• [Data supplied]
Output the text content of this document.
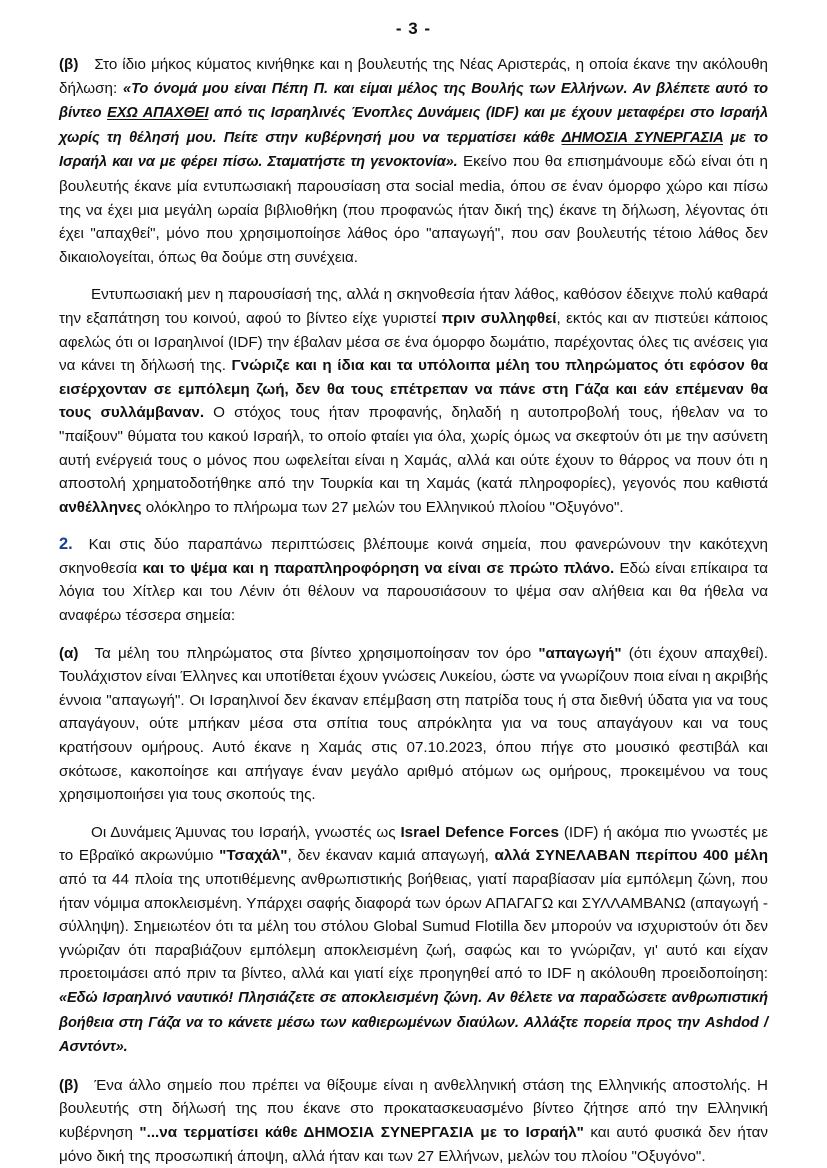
- 3 -

(β) Στο ίδιο μήκος κύματος κινήθηκε και η βουλευτής της Νέας Αριστεράς, η οποία έκανε την ακόλουθη δήλωση: «Το όνομά μου είναι Πέπη Π. και είμαι μέλος της Βουλής των Ελλήνων. Αν βλέπετε αυτό το βίντεο ΕΧΩ ΑΠΑΧΘΕΙ από τις Ισραηλινές Ένοπλες Δυνάμεις (IDF) και με έχουν μεταφέρει στο Ισραήλ χωρίς τη θέλησή μου. Πείτε στην κυβέρνησή μου να τερματίσει κάθε ΔΗΜΟΣΙΑ ΣΥΝΕΡΓΑΣΙΑ με το Ισραήλ και να με φέρει πίσω. Σταματήστε τη γενοκτονία». Εκείνο που θα επισημάνουμε εδώ είναι ότι η βουλευτής έκανε μία εντυπωσιακή παρουσίαση στα social media, όπου σε έναν όμορφο χώρο και πίσω της να έχει μια μεγάλη ωραία βιβλιοθήκη (που προφανώς ήταν δική της) έκανε τη δήλωση, λέγοντας ότι έχει "απαχθεί", μόνο που χρησιμοποίησε λάθος όρο "απαγωγή", που σαν βουλευτής τέτοιο λάθος δεν δικαιολογείται, όπως θα δούμε στη συνέχεια.

Εντυπωσιακή μεν η παρουσίασή της, αλλά η σκηνοθεσία ήταν λάθος, καθόσον έδειχνε πολύ καθαρά την εξαπάτηση του κοινού, αφού το βίντεο είχε γυριστεί πριν συλληφθεί, εκτός και αν πιστεύει κάποιος αφελώς ότι οι Ισραηλινοί (IDF) την έβαλαν μέσα σε ένα όμορφο δωμάτιο, παρέχοντας όλες τις ανέσεις για να κάνει τη δήλωσή της. Γνώριζε και η ίδια και τα υπόλοιπα μέλη του πληρώματος ότι εφόσον θα εισέρχονταν σε εμπόλεμη ζωή, δεν θα τους επέτρεπαν να πάνε στη Γάζα και εάν επέμεναν θα τους συλλάμβαναν. Ο στόχος τους ήταν προφανής, δηλαδή η αυτοπροβολή τους, ήθελαν να το "παίξουν" θύματα του κακού Ισραήλ, το οποίο φταίει για όλα, χωρίς όμως να σκεφτούν ότι με την ασύνετη αυτή ενέργειά τους ο μόνος που ωφελείται είναι η Χαμάς, αλλά και ούτε έχουν το θάρρος να πουν ότι η αποστολή χρηματοδοτήθηκε από την Τουρκία και τη Χαμάς (κατά πληροφορίες), γεγονός που καθιστά ανθέλληνες ολόκληρο το πλήρωμα των 27 μελών του Ελληνικού πλοίου "Οξυγόνο".

2. Και στις δύο παραπάνω περιπτώσεις βλέπουμε κοινά σημεία, που φανερώνουν την κακότεχνη σκηνοθεσία και το ψέμα και η παραπληροφόρηση να είναι σε πρώτο πλάνο. Εδώ είναι επίκαιρα τα λόγια του Χίτλερ και του Λένιν ότι θέλουν να παρουσιάσουν το ψέμα σαν αλήθεια και θα ήθελα να αναφέρω τέσσερα σημεία:

(α) Τα μέλη του πληρώματος στα βίντεο χρησιμοποίησαν τον όρο "απαγωγή" (ότι έχουν απαχθεί). Τουλάχιστον είναι Έλληνες και υποτίθεται έχουν γνώσεις Λυκείου, ώστε να γνωρίζουν ποια είναι η ακριβής έννοια "απαγωγή". Οι Ισραηλινοί δεν έκαναν επέμβαση στη πατρίδα τους ή στα διεθνή ύδατα για να τους απαγάγουν, ούτε μπήκαν μέσα στα σπίτια τους απρόκλητα για να τους απαγάγουν και να τους κρατήσουν ομήρους. Αυτό έκανε η Χαμάς στις 07.10.2023, όπου πήγε στο μουσικό φεστιβάλ και σκότωσε, κακοποίησε και απήγαγε έναν μεγάλο αριθμό ατόμων ως ομήρους, προκειμένου να τους χρησιμοποιήσει για τους σκοπούς της.

Οι Δυνάμεις Άμυνας του Ισραήλ, γνωστές ως Israel Defence Forces (IDF) ή ακόμα πιο γνωστές με το Εβραϊκό ακρωνύμιο "Τσαχάλ", δεν έκαναν καμιά απαγωγή, αλλά ΣΥΝΕΛΑΒΑΝ περίπου 400 μέλη από τα 44 πλοία της υποτιθέμενης ανθρωπιστικής βοήθειας, γιατί παραβίασαν μία εμπόλεμη ζώνη, που ήταν νόμιμα αποκλεισμένη. Υπάρχει σαφής διαφορά των όρων ΑΠΑΓΑΓΩ και ΣΥΛΛΑΜΒΑΝΩ (απαγωγή - σύλληψη). Σημειωτέον ότι τα μέλη του στόλου Global Sumud Flotilla δεν μπορούν να ισχυριστούν ότι δεν γνώριζαν ότι παραβιάζουν εμπόλεμη αποκλεισμένη ζωή, σαφώς και το γνώριζαν, γι' αυτό και είχαν προετοιμάσει από πριν τα βίντεο, αλλά και γιατί είχε προηγηθεί από το IDF η ακόλουθη προειδοποίηση: «Εδώ Ισραηλινό ναυτικό! Πλησιάζετε σε αποκλεισμένη ζώνη. Αν θέλετε να παραδώσετε ανθρωπιστική βοήθεια στη Γάζα να το κάνετε μέσω των καθιερωμένων διαύλων. Αλλάξτε πορεία προς την Ashdod /Ασντόντ».

(β) Ένα άλλο σημείο που πρέπει να θίξουμε είναι η ανθελληνική στάση της Ελληνικής αποστολής. Η βουλευτής στη δήλωσή της που έκανε στο προκατασκευασμένο βίντεο ζήτησε από την Ελληνική κυβέρνηση "...να τερματίσει κάθε ΔΗΜΟΣΙΑ ΣΥΝΕΡΓΑΣΙΑ με το Ισραήλ" και αυτό φυσικά δεν ήταν μόνο δική της προσωπική άποψη, αλλά ήταν και των 27 Ελλήνων, μελών του πλοίου "Οξυγόνο".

• [Exercise goal] Quote the data above in full and without alteration; skip the pictures.

• [The response]
Output the text content of this document.
- 3 -

(β) Στο ίδιο μήκος κύματος κινήθηκε και η βουλευτής της Νέας Αριστεράς, η οποία έκανε την ακόλουθη δήλωση: «Το όνομά μου είναι Πέπη Π. και είμαι μέλος της Βουλής των Ελλήνων. Αν βλέπετε αυτό το βίντεο ΕΧΩ ΑΠΑΧΘΕΙ από τις Ισραηλινές Ένοπλες Δυνάμεις (IDF) και με έχουν μεταφέρει στο Ισραήλ χωρίς τη θέλησή μου. Πείτε στην κυβέρνησή μου να τερματίσει κάθε ΔΗΜΟΣΙΑ ΣΥΝΕΡΓΑΣΙΑ με το Ισραήλ και να με φέρει πίσω. Σταματήστε τη γενοκτονία». Εκείνο που θα επισημάνουμε εδώ είναι ότι η βουλευτής έκανε μία εντυπωσιακή παρουσίαση στα social media, όπου σε έναν όμορφο χώρο και πίσω της να έχει μια μεγάλη ωραία βιβλιοθήκη (που προφανώς ήταν δική της) έκανε τη δήλωση, λέγοντας ότι έχει "απαχθεί", μόνο που χρησιμοποίησε λάθος όρο "απαγωγή", που σαν βουλευτής τέτοιο λάθος δεν δικαιολογείται, όπως θα δούμε στη συνέχεια.

Εντυπωσιακή μεν η παρουσίασή της, αλλά η σκηνοθεσία ήταν λάθος, καθόσον έδειχνε πολύ καθαρά την εξαπάτηση του κοινού, αφού το βίντεο είχε γυριστεί πριν συλληφθεί, εκτός και αν πιστεύει κάποιος αφελώς ότι οι Ισραηλινοί (IDF) την έβαλαν μέσα σε ένα όμορφο δωμάτιο, παρέχοντας όλες τις ανέσεις για να κάνει τη δήλωσή της. Γνώριζε και η ίδια και τα υπόλοιπα μέλη του πληρώματος ότι εφόσον θα εισέρχονταν σε εμπόλεμη ζωή, δεν θα τους επέτρεπαν να πάνε στη Γάζα και εάν επέμεναν θα τους συλλάμβαναν. Ο στόχος τους ήταν προφανής, δηλαδή η αυτοπροβολή τους, ήθελαν να το "παίξουν" θύματα του κακού Ισραήλ, το οποίο φταίει για όλα, χωρίς όμως να σκεφτούν ότι με την ασύνετη αυτή ενέργειά τους ο μόνος που ωφελείται είναι η Χαμάς, αλλά και ούτε έχουν το θάρρος να πουν ότι η αποστολή χρηματοδοτήθηκε από την Τουρκία και τη Χαμάς (κατά πληροφορίες), γεγονός που καθιστά ανθέλληνες ολόκληρο το πλήρωμα των 27 μελών του Ελληνικού πλοίου "Οξυγόνο".

2. Και στις δύο παραπάνω περιπτώσεις βλέπουμε κοινά σημεία, που φανερώνουν την κακότεχνη σκηνοθεσία και το ψέμα και η παραπληροφόρηση να είναι σε πρώτο πλάνο. Εδώ είναι επίκαιρα τα λόγια του Χίτλερ και του Λένιν ότι θέλουν να παρουσιάσουν το ψέμα σαν αλήθεια και θα ήθελα να αναφέρω τέσσερα σημεία:

(α) Τα μέλη του πληρώματος στα βίντεο χρησιμοποίησαν τον όρο "απαγωγή" (ότι έχουν απαχθεί). Τουλάχιστον είναι Έλληνες και υποτίθεται έχουν γνώσεις Λυκείου, ώστε να γνωρίζουν ποια είναι η ακριβής έννοια "απαγωγή". Οι Ισραηλινοί δεν έκαναν επέμβαση στη πατρίδα τους ή στα διεθνή ύδατα για να τους απαγάγουν, ούτε μπήκαν μέσα στα σπίτια τους απρόκλητα για να τους απαγάγουν και να τους κρατήσουν ομήρους. Αυτό έκανε η Χαμάς στις 07.10.2023, όπου πήγε στο μουσικό φεστιβάλ και σκότωσε, κακοποίησε και απήγαγε έναν μεγάλο αριθμό ατόμων ως ομήρους, προκειμένου να τους χρησιμοποιήσει για τους σκοπούς της.

Οι Δυνάμεις Άμυνας του Ισραήλ, γνωστές ως Israel Defence Forces (IDF) ή ακόμα πιο γνωστές με το Εβραϊκό ακρωνύμιο "Τσαχάλ", δεν έκαναν καμιά απαγωγή, αλλά ΣΥΝΕΛΑΒΑΝ περίπου 400 μέλη από τα 44 πλοία της υποτιθέμενης ανθρωπιστικής βοήθειας, γιατί παραβίασαν μία εμπόλεμη ζώνη, που ήταν νόμιμα αποκλεισμένη. Υπάρχει σαφής διαφορά των όρων ΑΠΑΓΑΓΩ και ΣΥΛΛΑΜΒΑΝΩ (απαγωγή - σύλληψη). Σημειωτέον ότι τα μέλη του στόλου Global Sumud Flotilla δεν μπορούν να ισχυριστούν ότι δεν γνώριζαν ότι παραβιάζουν εμπόλεμη αποκλεισμένη ζωή, σαφώς και το γνώριζαν, γι' αυτό και είχαν προετοιμάσει από πριν τα βίντεο, αλλά και γιατί είχε προηγηθεί από το IDF η ακόλουθη προειδοποίηση: «Εδώ Ισραηλινό ναυτικό! Πλησιάζετε σε αποκλεισμένη ζώνη. Αν θέλετε να παραδώσετε ανθρωπιστική βοήθεια στη Γάζα να το κάνετε μέσω των καθιερωμένων διαύλων. Αλλάξτε πορεία προς την Ashdod /Ασντόντ».

(β) Ένα άλλο σημείο που πρέπει να θίξουμε είναι η ανθελληνική στάση της Ελληνικής αποστολής. Η βουλευτής στη δήλωσή της που έκανε στο προκατασκευασμένο βίντεο ζήτησε από την Ελληνική κυβέρνηση "...να τερματίσει κάθε ΔΗΜΟΣΙΑ ΣΥΝΕΡΓΑΣΙΑ με το Ισραήλ" και αυτό φυσικά δεν ήταν μόνο δική της προσωπική άποψη, αλλά ήταν και των 27 Ελλήνων, μελών του πλοίου "Οξυγόνο".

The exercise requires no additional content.